→ **What you are asked to do**: From the records below, copy every line that contains the word "karty".

Stored records:
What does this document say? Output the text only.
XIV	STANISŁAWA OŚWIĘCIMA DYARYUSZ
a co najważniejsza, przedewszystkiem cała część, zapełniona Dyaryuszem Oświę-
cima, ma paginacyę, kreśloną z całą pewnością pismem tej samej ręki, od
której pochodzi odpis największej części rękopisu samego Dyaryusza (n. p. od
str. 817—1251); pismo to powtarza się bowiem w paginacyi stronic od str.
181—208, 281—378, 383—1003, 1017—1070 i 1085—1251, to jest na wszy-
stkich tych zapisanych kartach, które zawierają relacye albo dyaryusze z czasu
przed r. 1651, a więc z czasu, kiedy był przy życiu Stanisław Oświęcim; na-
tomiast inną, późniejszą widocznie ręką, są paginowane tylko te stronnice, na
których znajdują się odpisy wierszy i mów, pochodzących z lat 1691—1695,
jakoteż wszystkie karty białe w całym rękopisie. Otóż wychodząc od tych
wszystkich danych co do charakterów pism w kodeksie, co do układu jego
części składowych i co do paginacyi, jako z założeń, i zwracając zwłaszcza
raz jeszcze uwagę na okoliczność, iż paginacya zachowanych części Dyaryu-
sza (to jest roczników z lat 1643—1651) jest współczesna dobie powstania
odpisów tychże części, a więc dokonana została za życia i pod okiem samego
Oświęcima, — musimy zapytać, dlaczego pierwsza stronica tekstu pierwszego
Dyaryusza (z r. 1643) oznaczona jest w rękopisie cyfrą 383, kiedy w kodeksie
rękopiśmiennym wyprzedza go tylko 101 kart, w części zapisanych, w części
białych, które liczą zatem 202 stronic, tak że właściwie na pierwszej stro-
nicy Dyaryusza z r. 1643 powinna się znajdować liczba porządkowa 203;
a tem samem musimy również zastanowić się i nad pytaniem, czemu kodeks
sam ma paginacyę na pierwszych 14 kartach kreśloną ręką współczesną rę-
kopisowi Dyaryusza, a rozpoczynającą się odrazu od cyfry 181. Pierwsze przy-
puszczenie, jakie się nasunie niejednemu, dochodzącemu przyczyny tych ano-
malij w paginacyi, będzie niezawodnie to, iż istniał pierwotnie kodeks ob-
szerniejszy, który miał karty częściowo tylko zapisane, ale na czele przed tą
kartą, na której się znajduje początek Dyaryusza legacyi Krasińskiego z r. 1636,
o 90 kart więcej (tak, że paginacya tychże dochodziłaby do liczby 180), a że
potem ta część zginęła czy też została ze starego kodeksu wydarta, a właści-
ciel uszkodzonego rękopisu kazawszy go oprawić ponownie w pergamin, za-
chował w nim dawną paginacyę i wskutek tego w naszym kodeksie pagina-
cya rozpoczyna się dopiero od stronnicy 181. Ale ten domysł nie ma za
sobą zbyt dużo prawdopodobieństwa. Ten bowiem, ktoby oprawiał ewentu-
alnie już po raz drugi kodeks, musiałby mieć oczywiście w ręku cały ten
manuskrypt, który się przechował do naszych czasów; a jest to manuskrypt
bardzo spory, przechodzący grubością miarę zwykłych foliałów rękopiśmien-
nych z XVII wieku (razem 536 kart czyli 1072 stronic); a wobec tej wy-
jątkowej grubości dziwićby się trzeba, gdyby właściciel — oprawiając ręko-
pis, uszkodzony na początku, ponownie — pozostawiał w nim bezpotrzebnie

→ **Worked solution**:
jakoteż wszystkie karty białe w całym rękopisie. Otóż wychodząc od tych
szerniejszy, który miał karty częściowo tylko zapisane, ale na czele przed tą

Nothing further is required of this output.